*Input rows:*

* begin *

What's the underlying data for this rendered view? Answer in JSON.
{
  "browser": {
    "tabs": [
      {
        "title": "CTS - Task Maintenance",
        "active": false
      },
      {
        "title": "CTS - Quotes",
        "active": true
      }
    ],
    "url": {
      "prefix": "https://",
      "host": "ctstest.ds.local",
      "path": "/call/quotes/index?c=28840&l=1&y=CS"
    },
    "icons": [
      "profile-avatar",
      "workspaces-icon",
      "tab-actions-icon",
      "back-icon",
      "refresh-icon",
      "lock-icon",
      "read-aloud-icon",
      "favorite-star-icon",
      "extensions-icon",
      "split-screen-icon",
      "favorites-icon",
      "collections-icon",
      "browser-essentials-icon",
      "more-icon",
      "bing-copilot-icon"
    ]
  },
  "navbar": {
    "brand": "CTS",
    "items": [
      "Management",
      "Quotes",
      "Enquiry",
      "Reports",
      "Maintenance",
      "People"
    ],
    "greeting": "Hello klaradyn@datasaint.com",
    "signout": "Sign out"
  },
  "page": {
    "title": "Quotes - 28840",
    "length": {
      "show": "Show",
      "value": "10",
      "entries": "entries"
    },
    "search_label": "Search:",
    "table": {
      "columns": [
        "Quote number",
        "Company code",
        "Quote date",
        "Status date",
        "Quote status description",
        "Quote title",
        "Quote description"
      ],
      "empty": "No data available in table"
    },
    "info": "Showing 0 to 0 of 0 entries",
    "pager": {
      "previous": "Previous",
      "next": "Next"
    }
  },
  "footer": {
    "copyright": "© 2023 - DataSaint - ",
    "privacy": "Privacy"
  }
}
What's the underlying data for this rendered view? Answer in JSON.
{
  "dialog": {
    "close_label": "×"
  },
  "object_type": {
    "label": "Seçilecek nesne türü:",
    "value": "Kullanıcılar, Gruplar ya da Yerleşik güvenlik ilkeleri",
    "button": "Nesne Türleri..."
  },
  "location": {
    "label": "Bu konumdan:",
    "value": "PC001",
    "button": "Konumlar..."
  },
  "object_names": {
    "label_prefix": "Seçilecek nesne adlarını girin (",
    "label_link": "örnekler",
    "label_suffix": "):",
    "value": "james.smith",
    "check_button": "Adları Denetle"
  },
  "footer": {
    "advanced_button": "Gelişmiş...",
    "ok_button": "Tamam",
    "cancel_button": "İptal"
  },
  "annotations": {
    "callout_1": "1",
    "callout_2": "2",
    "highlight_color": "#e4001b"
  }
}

* end *

*Stated problem:* Repeat every entry exactly, please.

*Correct result:*
What's the underlying data for this rendered view? Answer in JSON.
{
  "browser": {
    "tabs": [
      {
        "title": "CTS - Task Maintenance",
        "active": false
      },
      {
        "title": "CTS - Quotes",
        "active": true
      }
    ],
    "url": {
      "prefix": "https://",
      "host": "ctstest.ds.local",
      "path": "/call/quotes/index?c=28840&l=1&y=CS"
    },
    "icons": [
      "profile-avatar",
      "workspaces-icon",
      "tab-actions-icon",
      "back-icon",
      "refresh-icon",
      "lock-icon",
      "read-aloud-icon",
      "favorite-star-icon",
      "extensions-icon",
      "split-screen-icon",
      "favorites-icon",
      "collections-icon",
      "browser-essentials-icon",
      "more-icon",
      "bing-copilot-icon"
    ]
  },
  "navbar": {
    "brand": "CTS",
    "items": [
      "Management",
      "Quotes",
      "Enquiry",
      "Reports",
      "Maintenance",
      "People"
    ],
    "greeting": "Hello klaradyn@datasaint.com",
    "signout": "Sign out"
  },
  "page": {
    "title": "Quotes - 28840",
    "length": {
      "show": "Show",
      "value": "10",
      "entries": "entries"
    },
    "search_label": "Search:",
    "table": {
      "columns": [
        "Quote number",
        "Company code",
        "Quote date",
        "Status date",
        "Quote status description",
        "Quote title",
        "Quote description"
      ],
      "empty": "No data available in table"
    },
    "info": "Showing 0 to 0 of 0 entries",
    "pager": {
      "previous": "Previous",
      "next": "Next"
    }
  },
  "footer": {
    "copyright": "© 2023 - DataSaint - ",
    "privacy": "Privacy"
  }
}
What's the underlying data for this rendered view? Answer in JSON.
{
  "dialog": {
    "close_label": "×"
  },
  "object_type": {
    "label": "Seçilecek nesne türü:",
    "value": "Kullanıcılar, Gruplar ya da Yerleşik güvenlik ilkeleri",
    "button": "Nesne Türleri..."
  },
  "location": {
    "label": "Bu konumdan:",
    "value": "PC001",
    "button": "Konumlar..."
  },
  "object_names": {
    "label_prefix": "Seçilecek nesne adlarını girin (",
    "label_link": "örnekler",
    "label_suffix": "):",
    "value": "james.smith",
    "check_button": "Adları Denetle"
  },
  "footer": {
    "advanced_button": "Gelişmiş...",
    "ok_button": "Tamam",
    "cancel_button": "İptal"
  },
  "annotations": {
    "callout_1": "1",
    "callout_2": "2",
    "highlight_color": "#e4001b"
  }
}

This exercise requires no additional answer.